--- Begin ---

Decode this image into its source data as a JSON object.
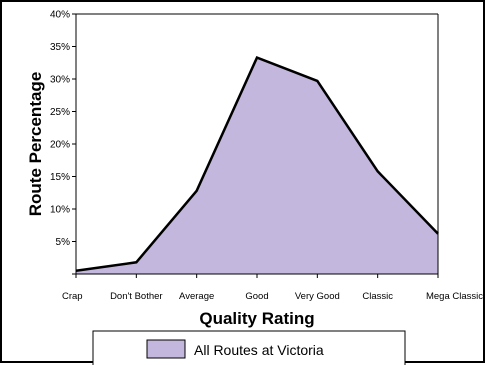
{
  "chart_data": {
    "type": "area",
    "categories": [
      "Crap",
      "Don't Bother",
      "Average",
      "Good",
      "Very Good",
      "Classic",
      "Mega Classic"
    ],
    "series": [
      {
        "name": "All Routes at Victoria",
        "values": [
          0.5,
          1.8,
          12.8,
          33.3,
          29.7,
          15.8,
          6.2
        ]
      }
    ],
    "xlabel": "Quality Rating",
    "ylabel": "Route Percentage",
    "ylim": [
      0,
      40
    ],
    "yticks": [
      "",
      "5%",
      "10%",
      "15%",
      "20%",
      "25%",
      "30%",
      "35%",
      "40%"
    ],
    "grid": false,
    "legend": "bottom",
    "colors": {
      "fill": "#c4b7dd",
      "line": "#000000",
      "background": "#ffffff"
    }
  }
}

--- End ---

_EXERCISE GOAL_
Output the data above without changes, apart from leaving out the pictures.

_ANSWER TO THIS TASK_
Decode this image into its source data as a JSON object.
{
  "chart_data": {
    "type": "area",
    "categories": [
      "Crap",
      "Don't Bother",
      "Average",
      "Good",
      "Very Good",
      "Classic",
      "Mega Classic"
    ],
    "series": [
      {
        "name": "All Routes at Victoria",
        "values": [
          0.5,
          1.8,
          12.8,
          33.3,
          29.7,
          15.8,
          6.2
        ]
      }
    ],
    "xlabel": "Quality Rating",
    "ylabel": "Route Percentage",
    "ylim": [
      0,
      40
    ],
    "yticks": [
      "",
      "5%",
      "10%",
      "15%",
      "20%",
      "25%",
      "30%",
      "35%",
      "40%"
    ],
    "grid": false,
    "legend": "bottom",
    "colors": {
      "fill": "#c4b7dd",
      "line": "#000000",
      "background": "#ffffff"
    }
  }
}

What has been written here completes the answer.